[Extracted data entries]
───

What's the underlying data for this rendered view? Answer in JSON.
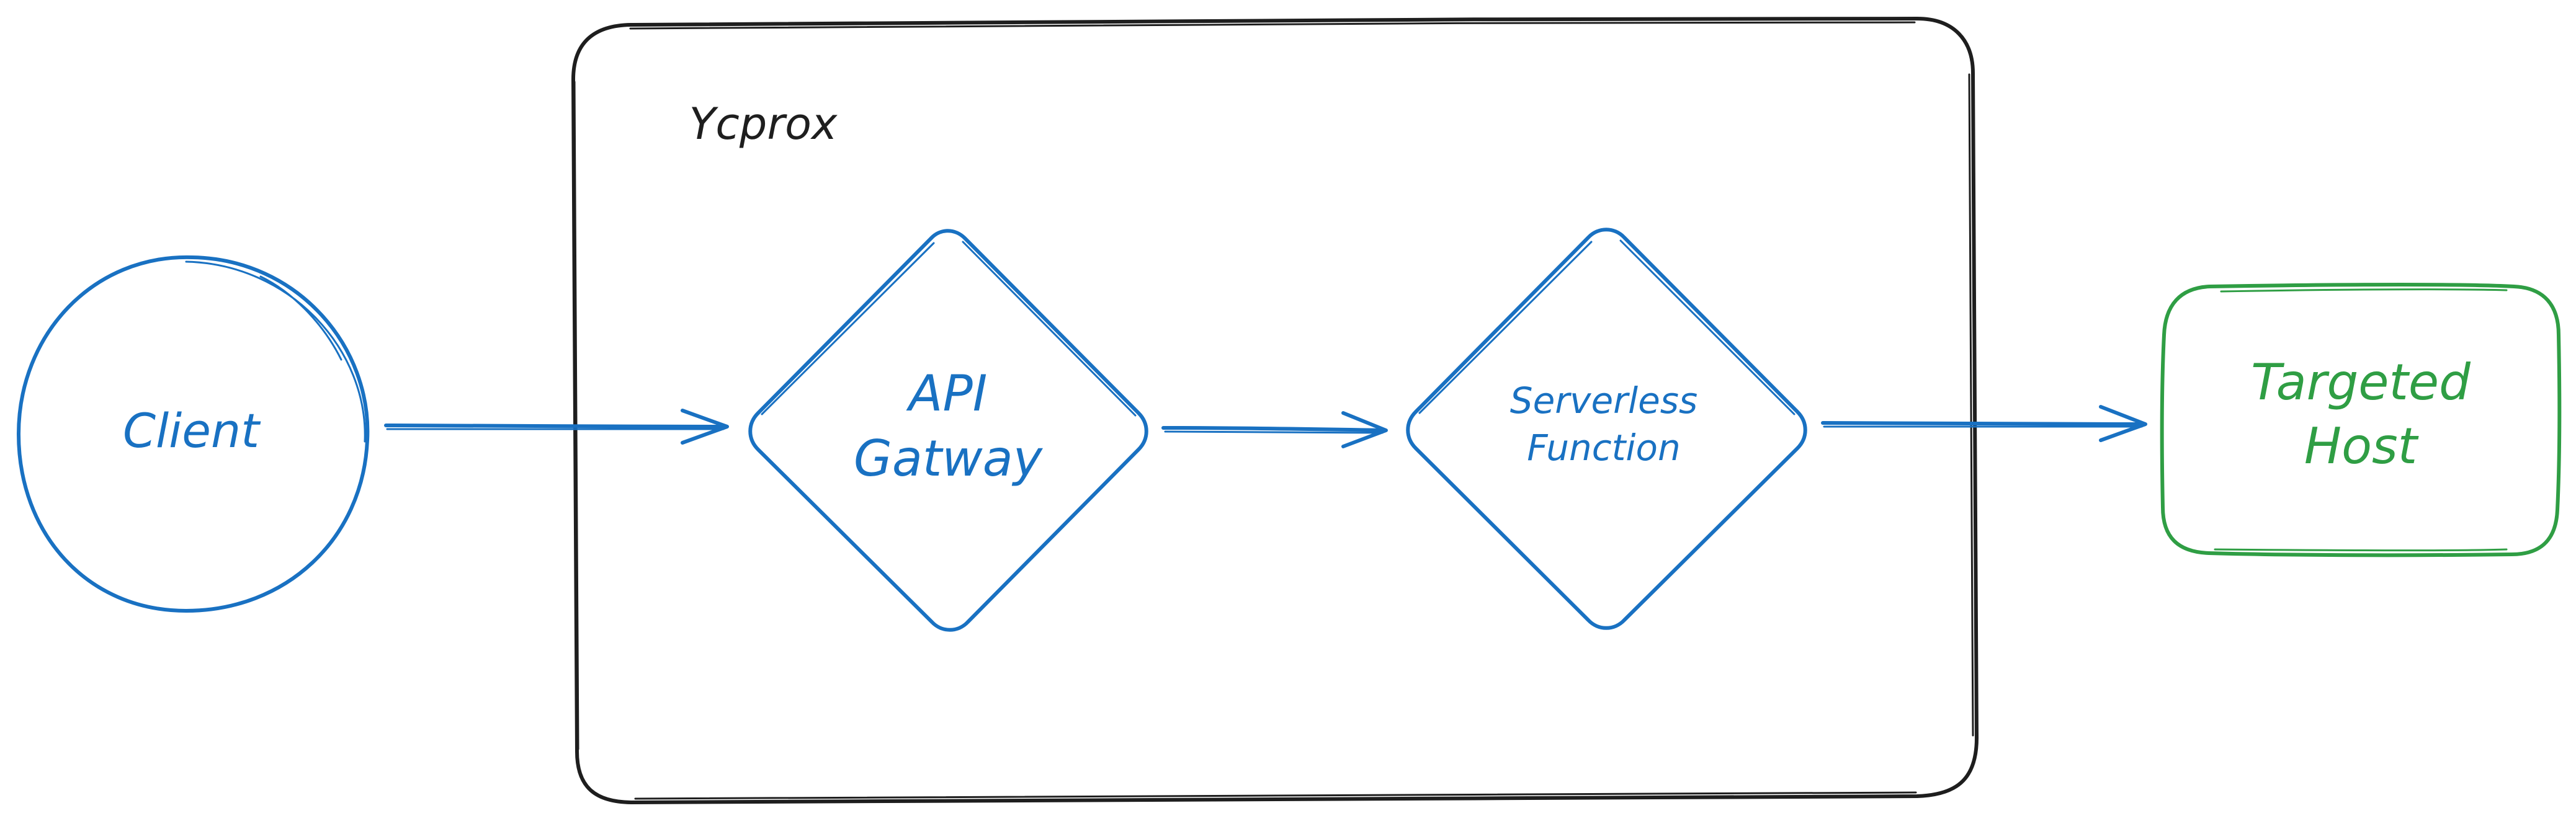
{
  "colors": {
    "background": "#ffffff",
    "container": "#1e1e1e",
    "primary": "#1971c2",
    "target": "#2f9e44"
  },
  "container": {
    "title": "Ycprox"
  },
  "nodes": {
    "client": {
      "label": "Client"
    },
    "api_gateway": {
      "line1": "API",
      "line2": "Gatway"
    },
    "serverless_function": {
      "line1": "Serverless",
      "line2": "Function"
    },
    "targeted_host": {
      "line1": "Targeted",
      "line2": "Host"
    }
  },
  "edges": [
    {
      "from": "client",
      "to": "api_gateway"
    },
    {
      "from": "api_gateway",
      "to": "serverless_function"
    },
    {
      "from": "serverless_function",
      "to": "targeted_host"
    }
  ]
}
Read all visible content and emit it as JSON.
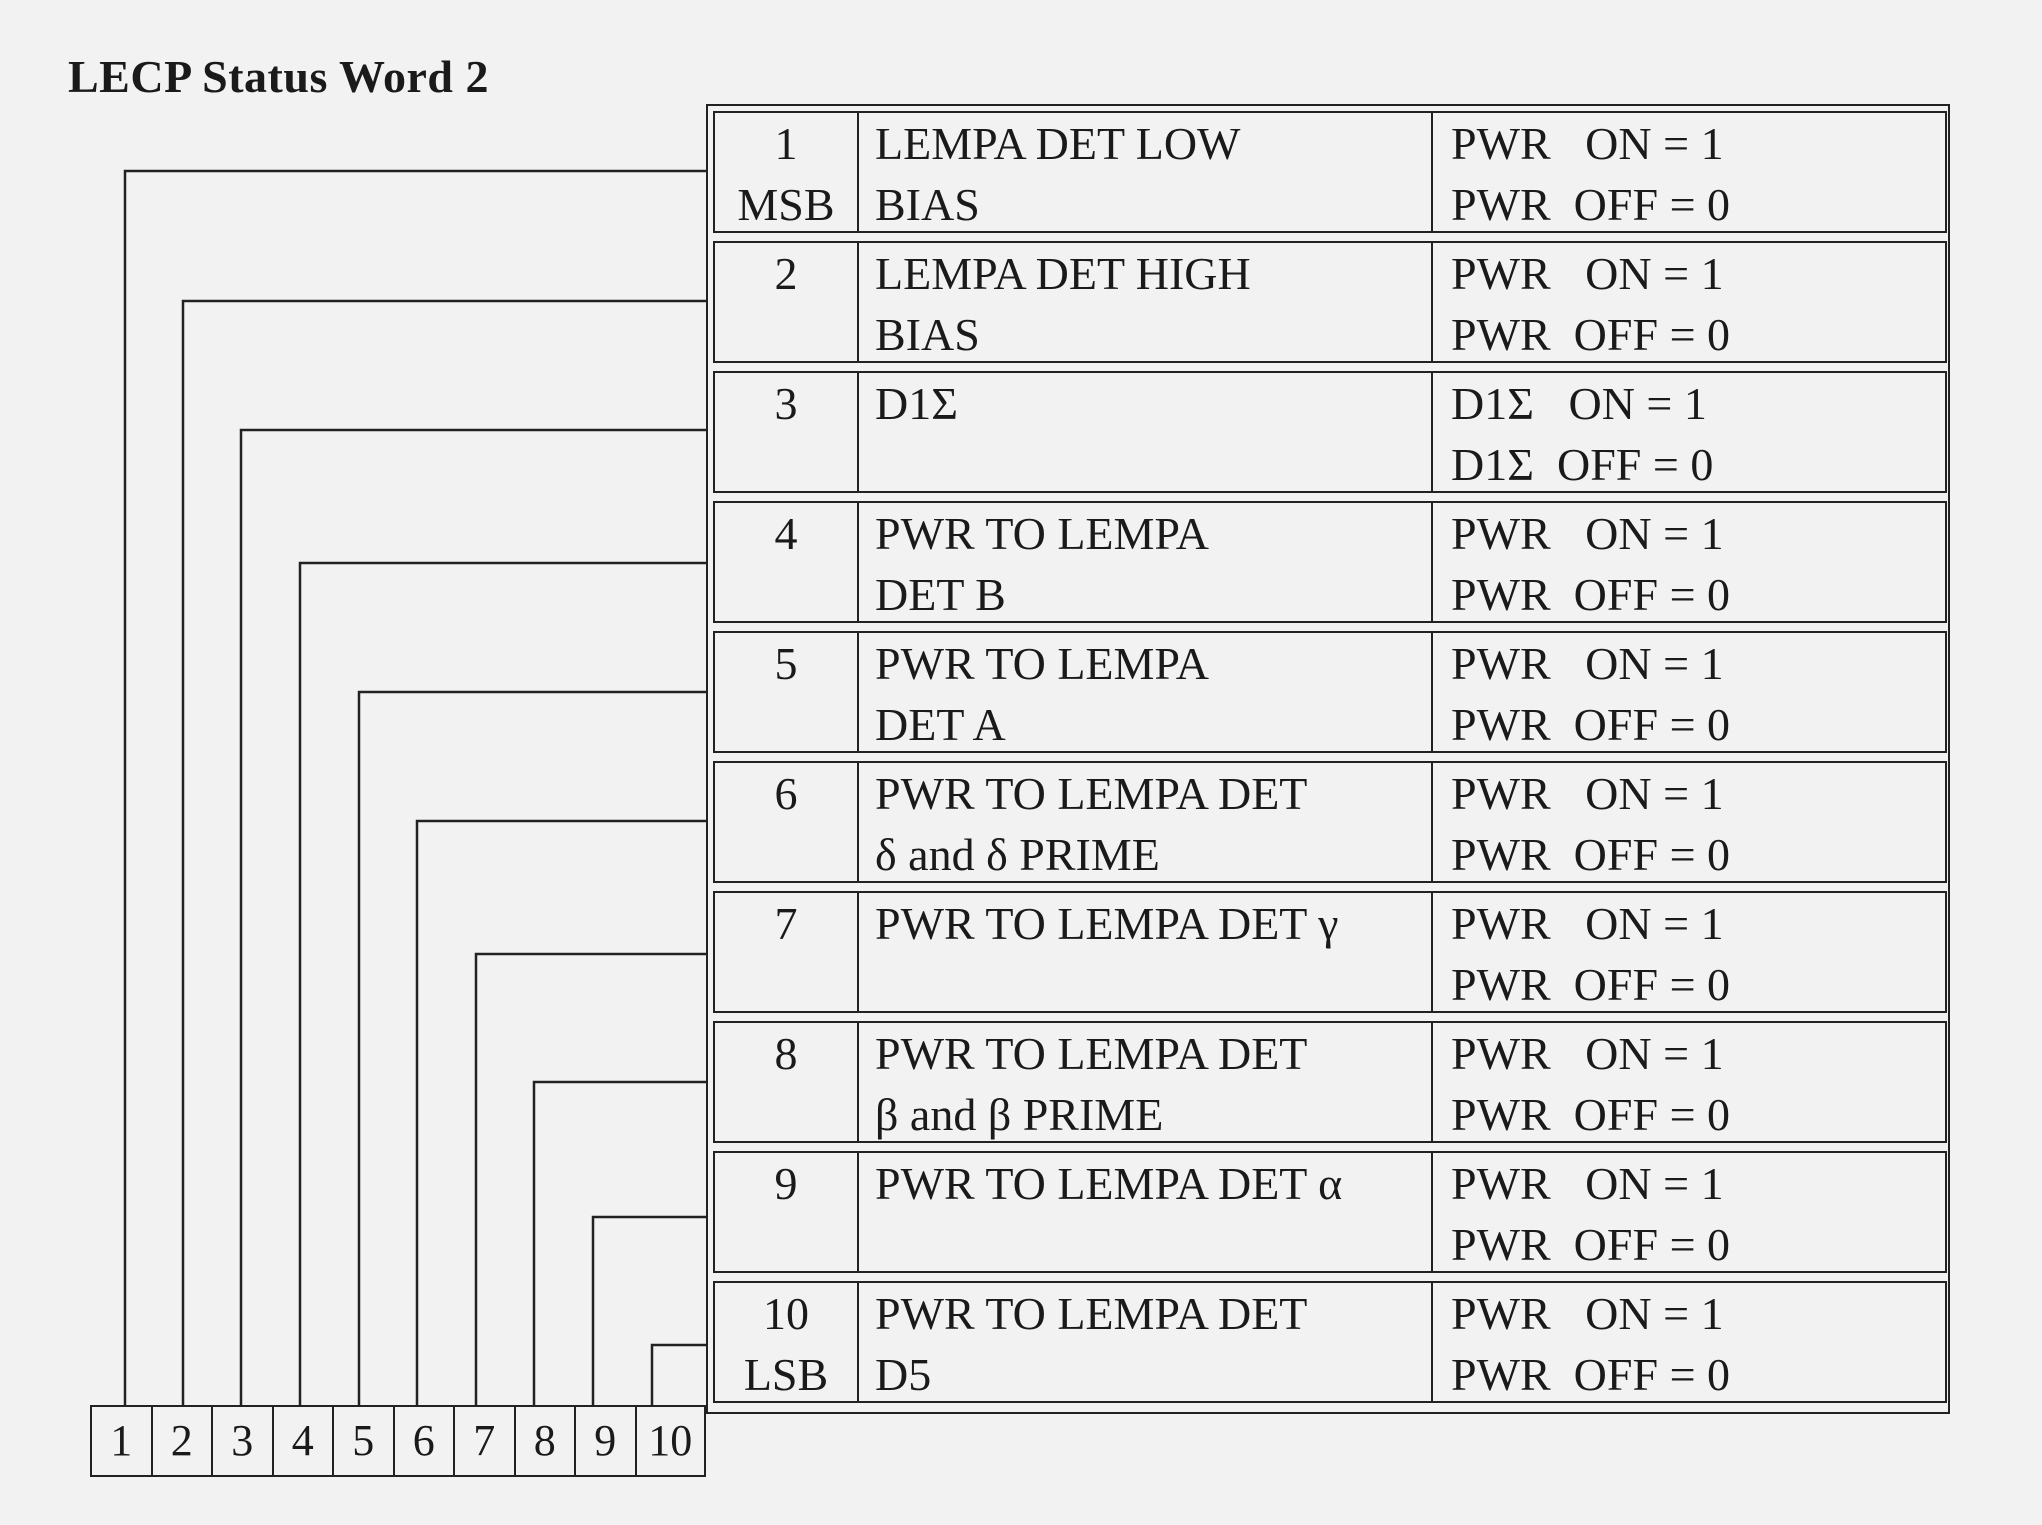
{
  "title": "LECP Status Word 2",
  "rows": [
    {
      "bit": [
        "1",
        "MSB"
      ],
      "desc": [
        "LEMPA DET LOW",
        "BIAS"
      ],
      "state": [
        "PWR   ON = 1",
        "PWR  OFF = 0"
      ]
    },
    {
      "bit": [
        "2",
        ""
      ],
      "desc": [
        "LEMPA DET HIGH",
        "BIAS"
      ],
      "state": [
        "PWR   ON = 1",
        "PWR  OFF = 0"
      ]
    },
    {
      "bit": [
        "3",
        ""
      ],
      "desc": [
        "D1Σ",
        ""
      ],
      "state": [
        "D1Σ   ON = 1",
        "D1Σ  OFF = 0"
      ]
    },
    {
      "bit": [
        "4",
        ""
      ],
      "desc": [
        "PWR TO LEMPA",
        "DET B"
      ],
      "state": [
        "PWR   ON = 1",
        "PWR  OFF = 0"
      ]
    },
    {
      "bit": [
        "5",
        ""
      ],
      "desc": [
        "PWR TO LEMPA",
        "DET A"
      ],
      "state": [
        "PWR   ON = 1",
        "PWR  OFF = 0"
      ]
    },
    {
      "bit": [
        "6",
        ""
      ],
      "desc": [
        "PWR TO LEMPA DET",
        "δ and δ PRIME"
      ],
      "state": [
        "PWR   ON = 1",
        "PWR  OFF = 0"
      ]
    },
    {
      "bit": [
        "7",
        ""
      ],
      "desc": [
        "PWR TO LEMPA DET γ",
        ""
      ],
      "state": [
        "PWR   ON = 1",
        "PWR  OFF = 0"
      ]
    },
    {
      "bit": [
        "8",
        ""
      ],
      "desc": [
        "PWR TO LEMPA DET",
        "β and β PRIME"
      ],
      "state": [
        "PWR   ON = 1",
        "PWR  OFF = 0"
      ]
    },
    {
      "bit": [
        "9",
        ""
      ],
      "desc": [
        "PWR TO LEMPA DET α",
        ""
      ],
      "state": [
        "PWR   ON = 1",
        "PWR  OFF = 0"
      ]
    },
    {
      "bit": [
        "10",
        "LSB"
      ],
      "desc": [
        "PWR TO LEMPA DET",
        "D5"
      ],
      "state": [
        "PWR   ON = 1",
        "PWR  OFF = 0"
      ]
    }
  ],
  "bit_labels": [
    "1",
    "2",
    "3",
    "4",
    "5",
    "6",
    "7",
    "8",
    "9",
    "10"
  ]
}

───

→ **What the task requires**
Show the lines of the records that include the string "title".

→ **Finished answer**
    "title": "Ycprox"
  "title": "LECP Status Word 2",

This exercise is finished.